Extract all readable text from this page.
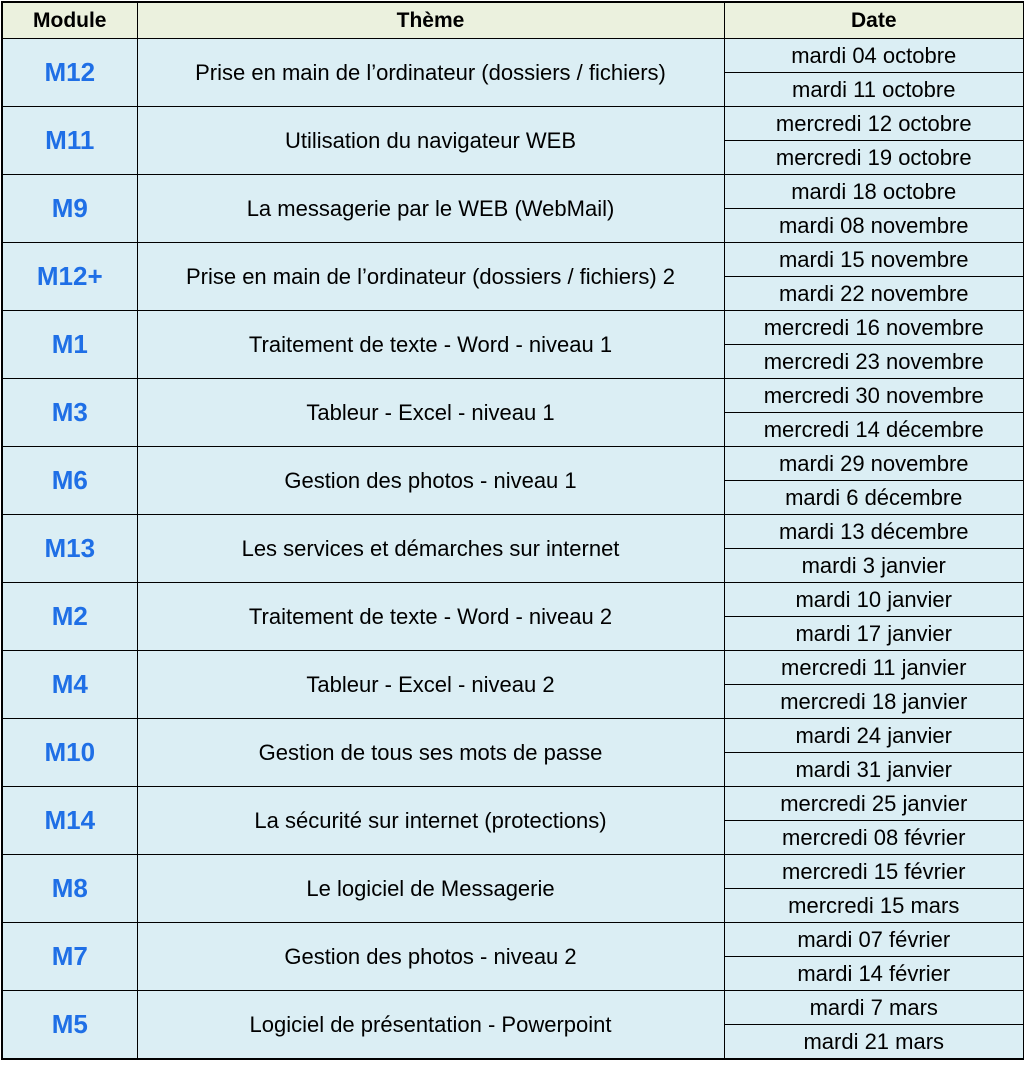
Module	Thème	Date
M12	Prise en main de l’ordinateur (dossiers / fichiers)	mardi 04 octobre
		mardi 11 octobre
M11	Utilisation du navigateur WEB	mercredi 12 octobre
		mercredi 19 octobre
M9	La messagerie par le WEB (WebMail)	mardi 18 octobre
		mardi 08 novembre
M12+	Prise en main de l’ordinateur (dossiers / fichiers) 2	mardi 15 novembre
		mardi 22 novembre
M1	Traitement de texte - Word - niveau 1	mercredi 16 novembre
		mercredi 23 novembre
M3	Tableur - Excel - niveau 1	mercredi 30 novembre
		mercredi 14 décembre
M6	Gestion des photos - niveau 1	mardi 29 novembre
		mardi 6 décembre
M13	Les services et démarches sur internet	mardi 13 décembre
		mardi 3 janvier
M2	Traitement de texte - Word - niveau 2	mardi 10 janvier
		mardi 17 janvier
M4	Tableur - Excel - niveau 2	mercredi 11 janvier
		mercredi 18 janvier
M10	Gestion de tous ses mots de passe	mardi 24 janvier
		mardi 31 janvier
M14	La sécurité sur internet (protections)	mercredi 25 janvier
		mercredi 08 février
M8	Le logiciel de Messagerie	mercredi 15 février
		mercredi 15 mars
M7	Gestion des photos - niveau 2	mardi 07 février
		mardi 14 février
M5	Logiciel de présentation - Powerpoint	mardi 7 mars
		mardi 21 mars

● ● ● ●

> **What to do**
Omit the pictures, then output the rest of the listing exactly.

> **Answer to this exercise**
Extract all readable text from this page.
Module	Thème	Date
M12	Prise en main de l’ordinateur (dossiers / fichiers)	mardi 04 octobre
		mardi 11 octobre
M11	Utilisation du navigateur WEB	mercredi 12 octobre
		mercredi 19 octobre
M9	La messagerie par le WEB (WebMail)	mardi 18 octobre
		mardi 08 novembre
M12+	Prise en main de l’ordinateur (dossiers / fichiers) 2	mardi 15 novembre
		mardi 22 novembre
M1	Traitement de texte - Word - niveau 1	mercredi 16 novembre
		mercredi 23 novembre
M3	Tableur - Excel - niveau 1	mercredi 30 novembre
		mercredi 14 décembre
M6	Gestion des photos - niveau 1	mardi 29 novembre
		mardi 6 décembre
M13	Les services et démarches sur internet	mardi 13 décembre
		mardi 3 janvier
M2	Traitement de texte - Word - niveau 2	mardi 10 janvier
		mardi 17 janvier
M4	Tableur - Excel - niveau 2	mercredi 11 janvier
		mercredi 18 janvier
M10	Gestion de tous ses mots de passe	mardi 24 janvier
		mardi 31 janvier
M14	La sécurité sur internet (protections)	mercredi 25 janvier
		mercredi 08 février
M8	Le logiciel de Messagerie	mercredi 15 février
		mercredi 15 mars
M7	Gestion des photos - niveau 2	mardi 07 février
		mardi 14 février
M5	Logiciel de présentation - Powerpoint	mardi 7 mars
		mardi 21 mars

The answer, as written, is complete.